#### WHAT YOU HAVE TO DO:
Go through the entries below and count the lines holding the word "应用场景丰富". Reply with only the number, please.

Recorded data
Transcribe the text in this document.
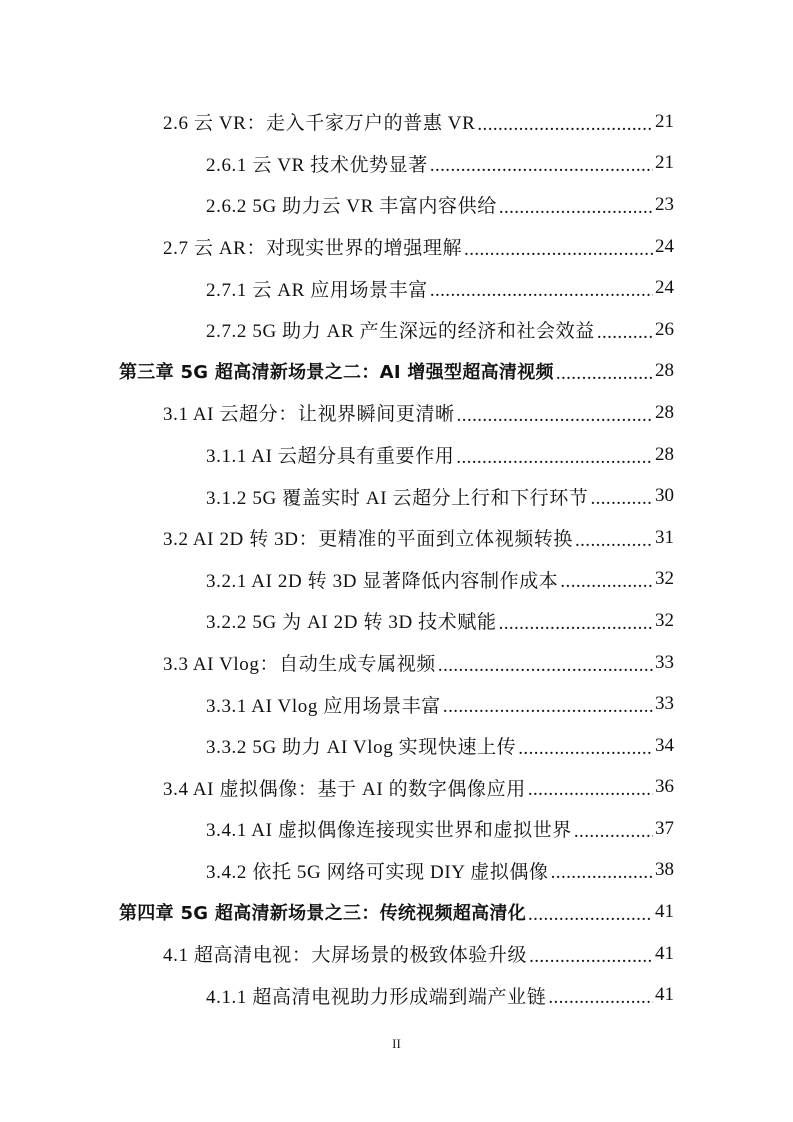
2.6 云 VR：走入千家万户的普惠 VR .....	21
2.6.1 云 VR 技术优势显著 .....	21
2.6.2 5G 助力云 VR 丰富内容供给 .....	23
2.7 云 AR：对现实世界的增强理解 .....	24
2.7.1 云 AR 应用场景丰富 .....	24
2.7.2 5G 助力 AR 产生深远的经济和社会效益 .....	26
第三章 5G 超高清新场景之二：AI 增强型超高清视频 .....	28
3.1 AI 云超分：让视界瞬间更清晰 .....	28
3.1.1 AI 云超分具有重要作用 .....	28
3.1.2 5G 覆盖实时 AI 云超分上行和下行环节 .....	30
3.2 AI 2D 转 3D：更精准的平面到立体视频转换 .....	31
3.2.1 AI 2D 转 3D 显著降低内容制作成本 .....	32
3.2.2 5G 为 AI 2D 转 3D 技术赋能 .....	32
3.3 AI Vlog：自动生成专属视频 .....	33
3.3.1 AI Vlog 应用场景丰富 .....	33
3.3.2 5G 助力 AI Vlog 实现快速上传 .....	34
3.4 AI 虚拟偶像：基于 AI 的数字偶像应用 .....	36
3.4.1 AI 虚拟偶像连接现实世界和虚拟世界 .....	37
3.4.2 依托 5G 网络可实现 DIY 虚拟偶像 .....	38
第四章 5G 超高清新场景之三：传统视频超高清化 .....	41
4.1 超高清电视：大屏场景的极致体验升级 .....	41
4.1.1 超高清电视助力形成端到端产业链 .....	41
II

#### CORRECT ANSWER:
2